══ Material

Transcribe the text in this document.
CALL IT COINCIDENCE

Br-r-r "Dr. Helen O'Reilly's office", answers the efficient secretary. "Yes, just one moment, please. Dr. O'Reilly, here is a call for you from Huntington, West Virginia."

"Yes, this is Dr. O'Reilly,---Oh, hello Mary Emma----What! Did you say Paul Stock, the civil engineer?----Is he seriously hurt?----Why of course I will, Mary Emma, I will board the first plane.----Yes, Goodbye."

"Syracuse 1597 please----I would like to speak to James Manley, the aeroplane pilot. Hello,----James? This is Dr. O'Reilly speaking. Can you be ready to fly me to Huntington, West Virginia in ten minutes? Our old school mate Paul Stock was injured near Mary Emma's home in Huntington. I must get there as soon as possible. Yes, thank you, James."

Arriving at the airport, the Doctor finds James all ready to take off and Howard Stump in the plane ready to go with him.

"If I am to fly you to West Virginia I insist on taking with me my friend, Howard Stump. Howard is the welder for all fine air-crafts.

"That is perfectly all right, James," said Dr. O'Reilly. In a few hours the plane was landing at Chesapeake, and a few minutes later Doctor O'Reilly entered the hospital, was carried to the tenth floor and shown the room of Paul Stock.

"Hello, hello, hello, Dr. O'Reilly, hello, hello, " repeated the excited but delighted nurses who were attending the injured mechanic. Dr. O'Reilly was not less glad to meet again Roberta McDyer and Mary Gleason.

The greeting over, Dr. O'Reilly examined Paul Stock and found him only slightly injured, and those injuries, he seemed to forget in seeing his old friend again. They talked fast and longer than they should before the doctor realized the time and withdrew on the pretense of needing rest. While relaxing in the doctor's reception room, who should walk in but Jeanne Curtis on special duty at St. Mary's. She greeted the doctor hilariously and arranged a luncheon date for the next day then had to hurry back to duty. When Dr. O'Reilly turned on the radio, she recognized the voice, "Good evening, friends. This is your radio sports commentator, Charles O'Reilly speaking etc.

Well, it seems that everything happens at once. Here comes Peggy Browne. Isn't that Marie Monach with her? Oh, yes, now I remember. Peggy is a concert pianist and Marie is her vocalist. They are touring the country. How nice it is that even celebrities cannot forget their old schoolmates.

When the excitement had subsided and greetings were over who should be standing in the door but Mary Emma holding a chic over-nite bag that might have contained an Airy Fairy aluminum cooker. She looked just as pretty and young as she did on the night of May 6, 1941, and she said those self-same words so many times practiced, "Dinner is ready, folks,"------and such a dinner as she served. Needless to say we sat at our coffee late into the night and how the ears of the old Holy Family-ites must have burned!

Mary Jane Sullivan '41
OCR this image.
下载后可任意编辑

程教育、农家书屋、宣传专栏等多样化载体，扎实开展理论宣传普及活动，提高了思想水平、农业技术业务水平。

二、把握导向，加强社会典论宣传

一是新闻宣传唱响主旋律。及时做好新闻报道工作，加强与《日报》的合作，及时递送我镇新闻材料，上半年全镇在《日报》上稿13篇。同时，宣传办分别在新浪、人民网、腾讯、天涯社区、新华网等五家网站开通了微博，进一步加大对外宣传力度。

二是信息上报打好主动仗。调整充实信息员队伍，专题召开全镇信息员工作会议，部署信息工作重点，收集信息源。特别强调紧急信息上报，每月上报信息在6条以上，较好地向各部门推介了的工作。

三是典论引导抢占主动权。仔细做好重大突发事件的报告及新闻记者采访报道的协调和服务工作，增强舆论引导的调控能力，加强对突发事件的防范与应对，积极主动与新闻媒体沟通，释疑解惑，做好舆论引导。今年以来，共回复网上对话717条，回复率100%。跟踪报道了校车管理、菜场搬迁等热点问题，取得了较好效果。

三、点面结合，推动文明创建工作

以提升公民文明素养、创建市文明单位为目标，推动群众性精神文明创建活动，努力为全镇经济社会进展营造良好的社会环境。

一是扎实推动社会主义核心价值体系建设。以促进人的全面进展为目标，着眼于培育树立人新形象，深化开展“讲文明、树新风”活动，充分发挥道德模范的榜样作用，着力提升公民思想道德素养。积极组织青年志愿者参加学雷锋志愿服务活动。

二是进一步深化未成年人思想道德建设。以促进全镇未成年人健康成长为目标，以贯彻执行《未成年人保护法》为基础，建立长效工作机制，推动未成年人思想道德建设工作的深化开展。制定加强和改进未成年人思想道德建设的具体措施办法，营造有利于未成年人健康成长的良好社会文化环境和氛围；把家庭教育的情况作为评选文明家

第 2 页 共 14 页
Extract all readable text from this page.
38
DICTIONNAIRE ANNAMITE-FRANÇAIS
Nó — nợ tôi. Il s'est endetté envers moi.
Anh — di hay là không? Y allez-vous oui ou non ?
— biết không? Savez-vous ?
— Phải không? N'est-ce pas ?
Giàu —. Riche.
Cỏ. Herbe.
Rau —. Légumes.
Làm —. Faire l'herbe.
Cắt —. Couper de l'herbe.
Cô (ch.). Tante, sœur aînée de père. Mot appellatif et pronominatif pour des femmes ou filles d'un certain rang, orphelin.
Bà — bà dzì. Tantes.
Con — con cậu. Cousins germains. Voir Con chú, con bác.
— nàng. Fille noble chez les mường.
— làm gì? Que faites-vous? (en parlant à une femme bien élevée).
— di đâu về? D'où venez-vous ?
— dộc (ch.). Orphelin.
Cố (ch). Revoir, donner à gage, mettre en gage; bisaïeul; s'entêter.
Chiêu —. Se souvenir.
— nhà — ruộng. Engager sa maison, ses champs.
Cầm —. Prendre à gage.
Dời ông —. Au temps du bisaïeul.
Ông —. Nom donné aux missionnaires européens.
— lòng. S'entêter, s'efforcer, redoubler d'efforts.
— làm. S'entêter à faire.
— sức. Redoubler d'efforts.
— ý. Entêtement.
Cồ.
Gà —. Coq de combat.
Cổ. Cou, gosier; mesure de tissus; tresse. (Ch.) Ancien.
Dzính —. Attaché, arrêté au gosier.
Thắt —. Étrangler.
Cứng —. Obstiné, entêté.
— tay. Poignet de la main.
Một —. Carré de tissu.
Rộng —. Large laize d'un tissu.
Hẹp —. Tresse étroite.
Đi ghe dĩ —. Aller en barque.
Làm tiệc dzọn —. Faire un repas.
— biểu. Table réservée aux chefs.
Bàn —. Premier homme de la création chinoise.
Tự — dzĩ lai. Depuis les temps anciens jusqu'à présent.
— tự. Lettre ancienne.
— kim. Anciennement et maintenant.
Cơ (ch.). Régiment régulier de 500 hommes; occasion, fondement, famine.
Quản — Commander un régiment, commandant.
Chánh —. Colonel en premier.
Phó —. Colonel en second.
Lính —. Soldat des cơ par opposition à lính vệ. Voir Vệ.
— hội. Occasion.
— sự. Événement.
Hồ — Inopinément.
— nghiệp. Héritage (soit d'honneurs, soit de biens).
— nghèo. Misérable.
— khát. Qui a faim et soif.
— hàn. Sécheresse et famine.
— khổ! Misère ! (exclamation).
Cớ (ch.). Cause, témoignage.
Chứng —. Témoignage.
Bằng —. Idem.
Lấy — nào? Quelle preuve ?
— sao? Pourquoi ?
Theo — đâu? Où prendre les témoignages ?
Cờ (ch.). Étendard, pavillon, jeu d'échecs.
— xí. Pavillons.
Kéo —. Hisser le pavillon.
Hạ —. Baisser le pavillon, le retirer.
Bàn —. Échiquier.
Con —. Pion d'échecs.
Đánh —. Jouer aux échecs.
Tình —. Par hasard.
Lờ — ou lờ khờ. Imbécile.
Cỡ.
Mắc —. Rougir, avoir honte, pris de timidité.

════

• Your task
Copy out every line of the listing that includes the string "entêter".

• Output for this task
Cố (ch). Revoir, donner à gage, mettre en gage; bisaïeul; s'entêter.
— lòng. S'entêter, s'efforcer, redoubler d'efforts.
— làm. S'entêter à faire.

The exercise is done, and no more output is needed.